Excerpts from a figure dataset
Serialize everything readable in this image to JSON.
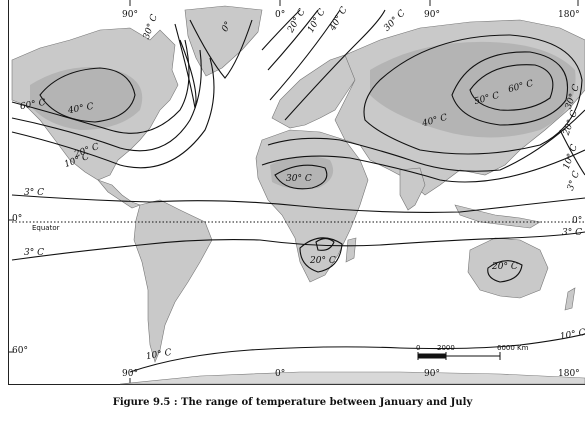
{
  "map": {
    "longitude_labels_top": [
      "90°",
      "0°",
      "90°",
      "180°"
    ],
    "longitude_labels_bottom": [
      "90°",
      "0°",
      "90°",
      "180°"
    ],
    "latitude_labels": [
      "0°",
      "60°"
    ],
    "right_latitude_label": "0°",
    "equator_label": "Equator",
    "isotherm_labels": {
      "na_60": "60° C",
      "na_40": "40° C",
      "na_20": "20° C",
      "na_10": "10° C",
      "greenland_30": "30° C",
      "atl_0": "0°",
      "atl_20": "20° C",
      "atl_10": "10° C",
      "atl_40": "40° C",
      "asia_30": "30° C",
      "asia_60": "60° C",
      "asia_50": "50° C",
      "asia_40": "40° C",
      "east_30": "30° C",
      "east_20": "20° C",
      "east_10": "10° C",
      "east_3n": "3° C",
      "east_3s": "3° C",
      "west_3n": "3° C",
      "west_3s": "3° C",
      "sahara_30": "30° C",
      "africa_20": "20° C",
      "aus_20": "20° C",
      "south_10": "10° C",
      "se_10": "10° C"
    },
    "scale_bar": {
      "labels": [
        "0",
        "2000",
        "6000 Km"
      ]
    }
  },
  "caption": "Figure 9.5 : The range of temperature between January and July",
  "colors": {
    "land": "#c9c9c9",
    "land_dark": "#a9a9a9",
    "water": "#ffffff",
    "line": "#111111"
  }
}
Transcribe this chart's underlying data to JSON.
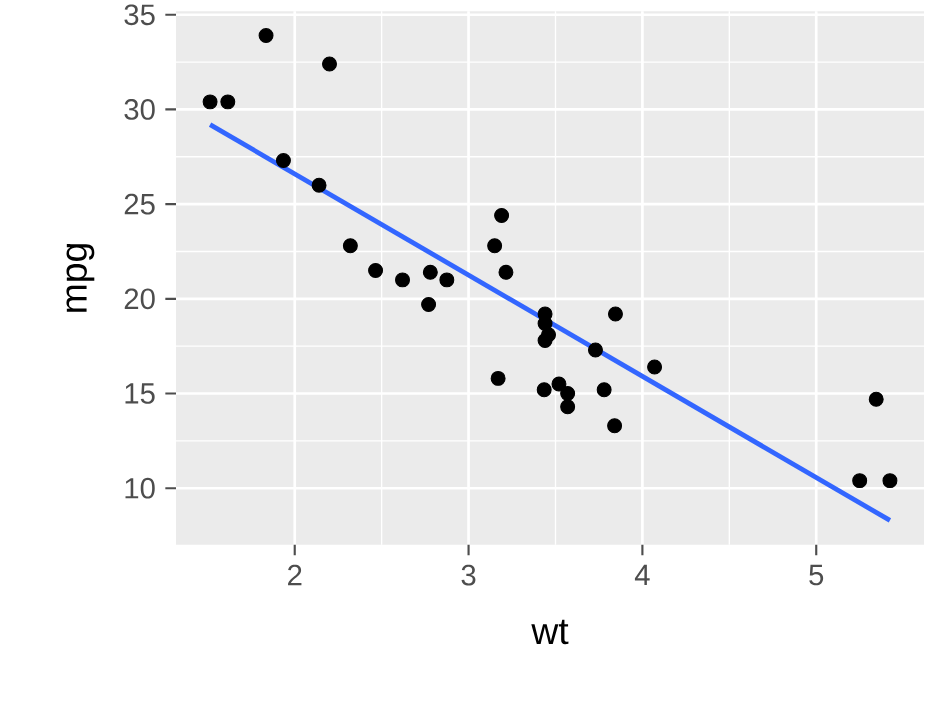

### EXERCISE OBJECTIVE
Repeat every record above exactly, but leave out any pictures.

### EXERCISE RESPONSE
Serialize everything readable in this image to JSON.
{
  "map": {
    "longitude_labels_top": [
      "90°",
      "0°",
      "90°",
      "180°"
    ],
    "longitude_labels_bottom": [
      "90°",
      "0°",
      "90°",
      "180°"
    ],
    "latitude_labels": [
      "0°",
      "60°"
    ],
    "right_latitude_label": "0°",
    "equator_label": "Equator",
    "isotherm_labels": {
      "na_60": "60° C",
      "na_40": "40° C",
      "na_20": "20° C",
      "na_10": "10° C",
      "greenland_30": "30° C",
      "atl_0": "0°",
      "atl_20": "20° C",
      "atl_10": "10° C",
      "atl_40": "40° C",
      "asia_30": "30° C",
      "asia_60": "60° C",
      "asia_50": "50° C",
      "asia_40": "40° C",
      "east_30": "30° C",
      "east_20": "20° C",
      "east_10": "10° C",
      "east_3n": "3° C",
      "east_3s": "3° C",
      "west_3n": "3° C",
      "west_3s": "3° C",
      "sahara_30": "30° C",
      "africa_20": "20° C",
      "aus_20": "20° C",
      "south_10": "10° C",
      "se_10": "10° C"
    },
    "scale_bar": {
      "labels": [
        "0",
        "2000",
        "6000 Km"
      ]
    }
  },
  "caption": "Figure 9.5 : The range of temperature between January and July",
  "colors": {
    "land": "#c9c9c9",
    "land_dark": "#a9a9a9",
    "water": "#ffffff",
    "line": "#111111"
  }
}
Transcribe this chart's underlying data to JSON.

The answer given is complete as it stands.